**DOCUMENT SECTION**
------------------------------------------------------------
Thus, this federal court has jurisdiction to entertain this action which is based on an alleged deprivation of civil rights. As a public official's defense of immunity is to be sparingly applied in these kinds of cases, Jobson v. Henne, 355 F.2d 129, 133-134 (2d Cir. 1966); Donovan v. Mobley, 291 F. Supp. 930, 934 (C.D.Cal.1968), a district court has the power to grant equitable relief against state officers who allegedly violate plaintiff's constitutional rights. Schnell v. City of Chicago, 407 F.2d 1084, 1086 (7th Cir. 1969); National Association for Advancement of Colored People v. Thompson, 357 F.2d 831, 838-841 (5th Cir. 1966), cert. denied 385 U.S. 820, 87 S. Ct. 45, 17 L. Ed. 2d 58 (1966); Shellburne, Inc. v. New Castle County, 293 F. Supp. 237, 244 (D.Del. 1968).

That a court has certain power, of course, does not mean that it must or should exercise that power. The extraordinary relief which plaintiffs seek here may only be utilized when the alleged injury is irreparable and no other adequate legal remedy exists.

There is a functional difference between exhaustion of administrative remedies for the purposes of standing and jurisdiction and exhaustion for the purpose of demonstrating the lack of a viable means of achieving redress. Failure to pursue administrative remedies does not, in itself, bar a federal civil rights action, but neither does it support the contention that existing legal remedies are so inadequate as to require extraordinary relief. Quite simply, how can plaintiffs claim state remedies are clearly inadequate unless they have tried to utilize them? Thus, while we have held that plaintiffs need not seek redress through administrative channels as a pre-requisite to the bringing of this action, we do not find that plaintiffs have demonstrated that those channels are, in fact, inadequate means of obtaining complete justice efficiently. In the Ethridge case, testimony of the Director of the Ohio State Civil Rights Commission indicated that Ohio's administrative remedies were too slow to be meaningful. No such evidence is before us. On the present record, issuance of temporary injunctive relief would be unwarranted. See Miller v. Purtell, 289 F. Supp. 733, 734 (E.D.Wis.1968).
------------------------------------------------------------
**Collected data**
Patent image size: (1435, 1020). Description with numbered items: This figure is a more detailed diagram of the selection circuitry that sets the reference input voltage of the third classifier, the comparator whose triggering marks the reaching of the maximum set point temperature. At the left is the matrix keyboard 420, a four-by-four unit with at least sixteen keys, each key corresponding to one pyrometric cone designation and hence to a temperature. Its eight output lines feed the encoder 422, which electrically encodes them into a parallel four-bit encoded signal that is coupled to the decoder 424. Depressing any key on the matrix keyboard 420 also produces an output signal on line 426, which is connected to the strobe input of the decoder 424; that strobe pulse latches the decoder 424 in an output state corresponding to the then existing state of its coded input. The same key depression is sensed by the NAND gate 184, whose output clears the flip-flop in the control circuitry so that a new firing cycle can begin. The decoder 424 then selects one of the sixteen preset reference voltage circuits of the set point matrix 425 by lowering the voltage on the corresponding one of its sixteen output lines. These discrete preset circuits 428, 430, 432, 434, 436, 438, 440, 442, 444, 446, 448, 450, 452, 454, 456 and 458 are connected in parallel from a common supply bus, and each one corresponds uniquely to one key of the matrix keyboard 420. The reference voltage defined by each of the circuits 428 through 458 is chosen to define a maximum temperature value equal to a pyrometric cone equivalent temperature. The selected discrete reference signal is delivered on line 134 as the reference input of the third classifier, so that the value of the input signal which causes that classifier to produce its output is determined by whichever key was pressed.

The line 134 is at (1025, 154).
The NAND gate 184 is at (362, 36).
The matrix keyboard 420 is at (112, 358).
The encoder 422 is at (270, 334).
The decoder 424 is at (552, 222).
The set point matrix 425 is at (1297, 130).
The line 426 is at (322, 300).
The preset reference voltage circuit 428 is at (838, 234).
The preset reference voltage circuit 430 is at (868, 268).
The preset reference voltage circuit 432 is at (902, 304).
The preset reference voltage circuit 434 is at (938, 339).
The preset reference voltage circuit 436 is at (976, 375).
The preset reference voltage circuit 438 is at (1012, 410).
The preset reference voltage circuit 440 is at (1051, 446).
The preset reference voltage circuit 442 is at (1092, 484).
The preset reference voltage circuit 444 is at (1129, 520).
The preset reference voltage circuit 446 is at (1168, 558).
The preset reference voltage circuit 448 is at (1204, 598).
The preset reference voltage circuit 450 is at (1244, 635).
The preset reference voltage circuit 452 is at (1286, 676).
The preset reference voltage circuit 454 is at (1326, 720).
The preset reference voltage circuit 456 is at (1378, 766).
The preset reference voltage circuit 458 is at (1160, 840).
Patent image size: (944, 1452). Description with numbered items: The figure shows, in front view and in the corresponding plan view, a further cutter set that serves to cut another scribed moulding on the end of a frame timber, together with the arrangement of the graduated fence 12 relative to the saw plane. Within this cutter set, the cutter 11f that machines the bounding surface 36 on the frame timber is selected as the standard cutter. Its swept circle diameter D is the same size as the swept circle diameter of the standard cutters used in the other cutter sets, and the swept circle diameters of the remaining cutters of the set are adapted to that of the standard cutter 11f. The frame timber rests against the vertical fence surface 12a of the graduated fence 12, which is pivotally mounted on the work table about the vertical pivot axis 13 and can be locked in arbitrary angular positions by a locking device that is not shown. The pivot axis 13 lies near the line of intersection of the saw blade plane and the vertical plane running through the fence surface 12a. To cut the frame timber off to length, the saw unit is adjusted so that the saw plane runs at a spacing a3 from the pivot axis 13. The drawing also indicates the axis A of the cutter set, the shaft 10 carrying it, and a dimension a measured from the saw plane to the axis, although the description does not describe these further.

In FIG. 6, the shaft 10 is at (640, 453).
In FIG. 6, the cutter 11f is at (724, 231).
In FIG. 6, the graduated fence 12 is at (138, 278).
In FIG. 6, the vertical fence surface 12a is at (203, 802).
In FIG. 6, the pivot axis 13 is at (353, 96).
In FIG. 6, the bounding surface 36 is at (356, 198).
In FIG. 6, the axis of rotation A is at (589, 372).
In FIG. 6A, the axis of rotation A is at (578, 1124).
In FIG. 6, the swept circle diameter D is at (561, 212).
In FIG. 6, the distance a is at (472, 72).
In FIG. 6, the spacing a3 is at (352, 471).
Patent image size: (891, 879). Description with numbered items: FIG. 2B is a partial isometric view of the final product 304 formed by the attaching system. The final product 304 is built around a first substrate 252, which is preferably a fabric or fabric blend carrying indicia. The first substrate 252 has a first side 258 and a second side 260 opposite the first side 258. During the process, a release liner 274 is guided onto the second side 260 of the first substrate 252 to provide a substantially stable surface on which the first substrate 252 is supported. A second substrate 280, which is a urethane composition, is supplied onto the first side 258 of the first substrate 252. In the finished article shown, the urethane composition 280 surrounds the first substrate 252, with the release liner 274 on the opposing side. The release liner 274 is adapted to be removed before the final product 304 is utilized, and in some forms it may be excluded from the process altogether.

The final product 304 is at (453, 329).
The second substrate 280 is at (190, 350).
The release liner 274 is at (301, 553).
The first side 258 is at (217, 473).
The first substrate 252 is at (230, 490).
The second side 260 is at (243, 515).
------------------------------------------------------------
**TASK REQUIREMENTS**
**A.** Translate this sentence from the court opinion into Spanish: "That a court has certain power, of course, does not mean that it must or should exercise that power."
**B.** In the court opinion, whose testimony in the Ethridge case indicated that Ohio's administrative remedies were too slow to be meaningful?

**ANSWERS BY ITEM NUMBER**
**A.** Que un tribunal tenga cierto poder, desde luego, no significa que deba ni que debiera ejercer ese poder.

**B.** The Director of the Ohio State Civil Rights Commission.